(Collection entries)
---+---
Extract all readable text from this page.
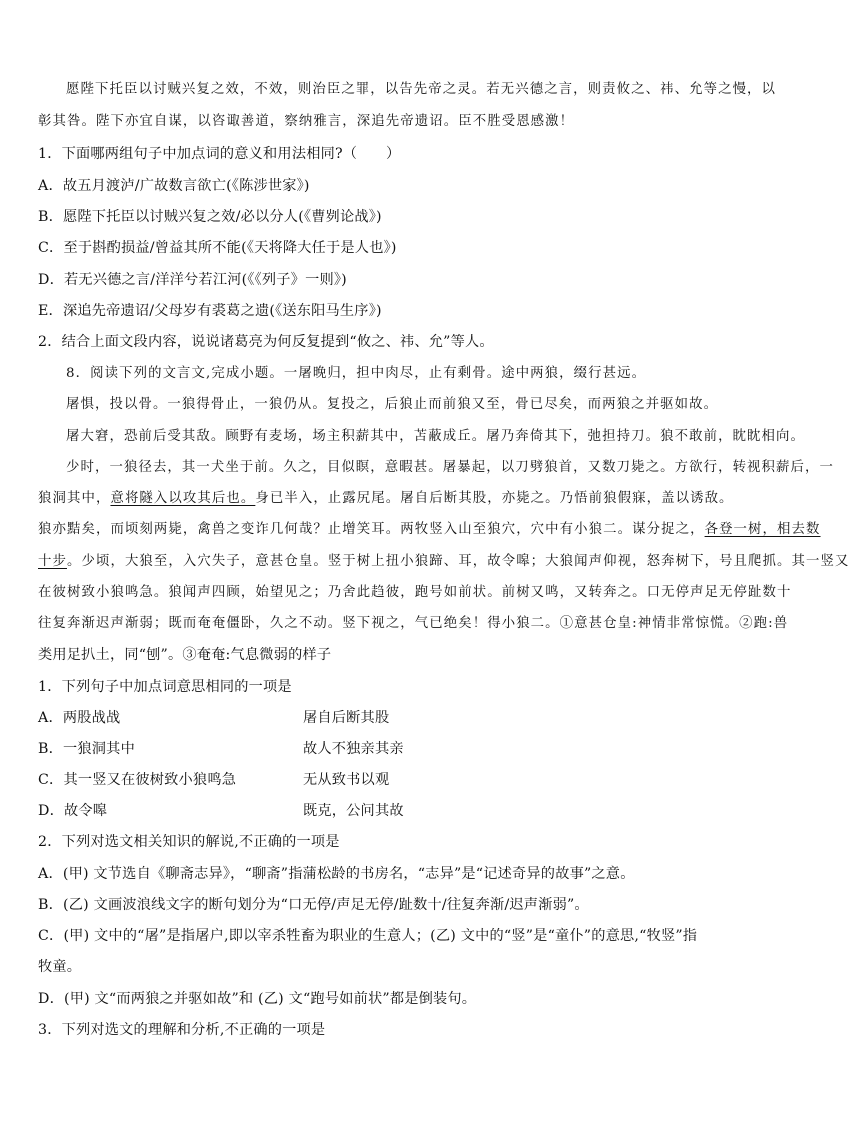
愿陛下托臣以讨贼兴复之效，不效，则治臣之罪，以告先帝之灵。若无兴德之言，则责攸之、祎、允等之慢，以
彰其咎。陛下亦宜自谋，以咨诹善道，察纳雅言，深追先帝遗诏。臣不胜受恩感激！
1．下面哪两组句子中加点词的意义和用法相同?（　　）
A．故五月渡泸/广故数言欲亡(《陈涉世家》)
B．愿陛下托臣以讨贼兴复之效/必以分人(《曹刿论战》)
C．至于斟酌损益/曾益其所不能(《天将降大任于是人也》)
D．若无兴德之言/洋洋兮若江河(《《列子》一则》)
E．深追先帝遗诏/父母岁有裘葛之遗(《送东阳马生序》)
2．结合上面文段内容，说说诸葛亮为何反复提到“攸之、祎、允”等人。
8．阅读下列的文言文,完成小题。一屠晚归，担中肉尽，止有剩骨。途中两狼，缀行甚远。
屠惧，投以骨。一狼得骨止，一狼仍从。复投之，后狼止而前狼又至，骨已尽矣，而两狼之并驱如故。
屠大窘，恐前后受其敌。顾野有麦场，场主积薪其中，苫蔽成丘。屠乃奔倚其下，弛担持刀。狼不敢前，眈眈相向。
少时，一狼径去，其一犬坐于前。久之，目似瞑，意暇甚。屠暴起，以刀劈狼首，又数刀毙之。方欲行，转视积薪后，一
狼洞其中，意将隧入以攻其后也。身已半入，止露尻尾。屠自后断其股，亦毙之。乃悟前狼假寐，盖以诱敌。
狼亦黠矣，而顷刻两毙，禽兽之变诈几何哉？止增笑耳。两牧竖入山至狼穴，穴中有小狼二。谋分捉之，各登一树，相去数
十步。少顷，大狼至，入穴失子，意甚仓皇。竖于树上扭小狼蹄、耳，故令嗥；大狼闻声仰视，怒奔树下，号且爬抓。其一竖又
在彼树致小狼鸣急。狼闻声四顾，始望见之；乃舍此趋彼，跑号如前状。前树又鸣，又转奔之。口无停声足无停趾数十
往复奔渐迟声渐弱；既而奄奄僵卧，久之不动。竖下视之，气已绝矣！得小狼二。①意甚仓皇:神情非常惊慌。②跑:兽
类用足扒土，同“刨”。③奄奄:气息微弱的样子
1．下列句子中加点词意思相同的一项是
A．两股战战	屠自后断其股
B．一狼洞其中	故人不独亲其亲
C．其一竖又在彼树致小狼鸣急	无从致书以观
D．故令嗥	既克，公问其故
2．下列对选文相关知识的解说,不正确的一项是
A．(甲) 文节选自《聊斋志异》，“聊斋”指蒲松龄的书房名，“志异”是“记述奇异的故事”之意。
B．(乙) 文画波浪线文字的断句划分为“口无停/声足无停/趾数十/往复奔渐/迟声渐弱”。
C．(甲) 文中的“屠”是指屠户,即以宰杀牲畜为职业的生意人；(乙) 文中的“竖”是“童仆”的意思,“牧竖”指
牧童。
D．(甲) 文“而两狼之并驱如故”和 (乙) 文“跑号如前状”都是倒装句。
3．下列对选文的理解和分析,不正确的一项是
---+---
From the listing above, print every entry precisely and drop the pictures.

Result below:
Extract all readable text from this page.
愿陛下托臣以讨贼兴复之效，不效，则治臣之罪，以告先帝之灵。若无兴德之言，则责攸之、祎、允等之慢，以
彰其咎。陛下亦宜自谋，以咨诹善道，察纳雅言，深追先帝遗诏。臣不胜受恩感激！
1．下面哪两组句子中加点词的意义和用法相同?（　　）
A．故五月渡泸/广故数言欲亡(《陈涉世家》)
B．愿陛下托臣以讨贼兴复之效/必以分人(《曹刿论战》)
C．至于斟酌损益/曾益其所不能(《天将降大任于是人也》)
D．若无兴德之言/洋洋兮若江河(《《列子》一则》)
E．深追先帝遗诏/父母岁有裘葛之遗(《送东阳马生序》)
2．结合上面文段内容，说说诸葛亮为何反复提到“攸之、祎、允”等人。
8．阅读下列的文言文,完成小题。一屠晚归，担中肉尽，止有剩骨。途中两狼，缀行甚远。
屠惧，投以骨。一狼得骨止，一狼仍从。复投之，后狼止而前狼又至，骨已尽矣，而两狼之并驱如故。
屠大窘，恐前后受其敌。顾野有麦场，场主积薪其中，苫蔽成丘。屠乃奔倚其下，弛担持刀。狼不敢前，眈眈相向。
少时，一狼径去，其一犬坐于前。久之，目似瞑，意暇甚。屠暴起，以刀劈狼首，又数刀毙之。方欲行，转视积薪后，一
狼洞其中，意将隧入以攻其后也。身已半入，止露尻尾。屠自后断其股，亦毙之。乃悟前狼假寐，盖以诱敌。
狼亦黠矣，而顷刻两毙，禽兽之变诈几何哉？止增笑耳。两牧竖入山至狼穴，穴中有小狼二。谋分捉之，各登一树，相去数
十步。少顷，大狼至，入穴失子，意甚仓皇。竖于树上扭小狼蹄、耳，故令嗥；大狼闻声仰视，怒奔树下，号且爬抓。其一竖又
在彼树致小狼鸣急。狼闻声四顾，始望见之；乃舍此趋彼，跑号如前状。前树又鸣，又转奔之。口无停声足无停趾数十
往复奔渐迟声渐弱；既而奄奄僵卧，久之不动。竖下视之，气已绝矣！得小狼二。①意甚仓皇:神情非常惊慌。②跑:兽
类用足扒土，同“刨”。③奄奄:气息微弱的样子
1．下列句子中加点词意思相同的一项是
A．两股战战	屠自后断其股
B．一狼洞其中	故人不独亲其亲
C．其一竖又在彼树致小狼鸣急	无从致书以观
D．故令嗥	既克，公问其故
2．下列对选文相关知识的解说,不正确的一项是
A．(甲) 文节选自《聊斋志异》，“聊斋”指蒲松龄的书房名，“志异”是“记述奇异的故事”之意。
B．(乙) 文画波浪线文字的断句划分为“口无停/声足无停/趾数十/往复奔渐/迟声渐弱”。
C．(甲) 文中的“屠”是指屠户,即以宰杀牲畜为职业的生意人；(乙) 文中的“竖”是“童仆”的意思,“牧竖”指
牧童。
D．(甲) 文“而两狼之并驱如故”和 (乙) 文“跑号如前状”都是倒装句。
3．下列对选文的理解和分析,不正确的一项是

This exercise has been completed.